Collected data
----
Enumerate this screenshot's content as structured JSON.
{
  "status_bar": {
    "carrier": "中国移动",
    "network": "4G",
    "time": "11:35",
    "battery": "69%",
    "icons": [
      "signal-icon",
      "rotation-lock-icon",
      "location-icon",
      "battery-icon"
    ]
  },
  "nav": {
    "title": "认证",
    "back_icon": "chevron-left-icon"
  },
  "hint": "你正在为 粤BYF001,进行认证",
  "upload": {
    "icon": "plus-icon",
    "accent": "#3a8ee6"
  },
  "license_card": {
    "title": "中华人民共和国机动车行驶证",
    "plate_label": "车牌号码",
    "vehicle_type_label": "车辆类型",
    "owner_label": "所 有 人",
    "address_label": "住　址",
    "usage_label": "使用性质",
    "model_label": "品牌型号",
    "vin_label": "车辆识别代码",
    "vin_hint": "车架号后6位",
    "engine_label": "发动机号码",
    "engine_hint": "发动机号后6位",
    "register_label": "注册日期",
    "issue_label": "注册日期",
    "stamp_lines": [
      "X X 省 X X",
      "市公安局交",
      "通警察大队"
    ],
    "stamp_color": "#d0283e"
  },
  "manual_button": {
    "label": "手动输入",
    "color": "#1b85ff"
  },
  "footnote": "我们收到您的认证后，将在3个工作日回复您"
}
----
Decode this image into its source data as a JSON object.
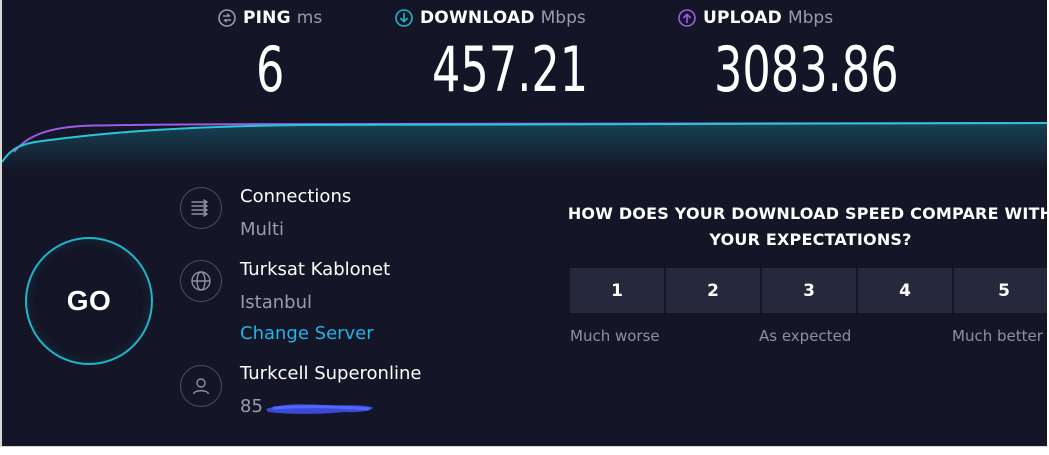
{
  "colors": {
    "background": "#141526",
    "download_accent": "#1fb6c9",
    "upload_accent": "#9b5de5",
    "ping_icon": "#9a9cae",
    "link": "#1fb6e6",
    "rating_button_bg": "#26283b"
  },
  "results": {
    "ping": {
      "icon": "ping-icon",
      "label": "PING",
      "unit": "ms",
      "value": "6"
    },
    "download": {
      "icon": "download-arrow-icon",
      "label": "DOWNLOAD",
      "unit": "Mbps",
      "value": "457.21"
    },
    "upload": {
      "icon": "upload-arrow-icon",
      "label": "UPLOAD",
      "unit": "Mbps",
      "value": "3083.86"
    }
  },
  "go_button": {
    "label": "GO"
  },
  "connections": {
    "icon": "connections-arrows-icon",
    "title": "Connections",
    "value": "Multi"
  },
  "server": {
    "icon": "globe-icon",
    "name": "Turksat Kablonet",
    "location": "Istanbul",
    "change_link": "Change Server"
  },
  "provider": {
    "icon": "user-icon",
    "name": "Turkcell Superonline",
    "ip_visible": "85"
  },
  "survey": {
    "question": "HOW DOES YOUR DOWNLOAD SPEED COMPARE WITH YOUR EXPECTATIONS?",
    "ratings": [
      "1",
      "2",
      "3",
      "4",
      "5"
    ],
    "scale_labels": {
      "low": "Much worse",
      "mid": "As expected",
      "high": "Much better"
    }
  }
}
----
→ What you will do
Using the records above, find and show each line with the string "JSON".

→ Written answer
Enumerate this screenshot's content as structured JSON.
Decode this image into its source data as a JSON object.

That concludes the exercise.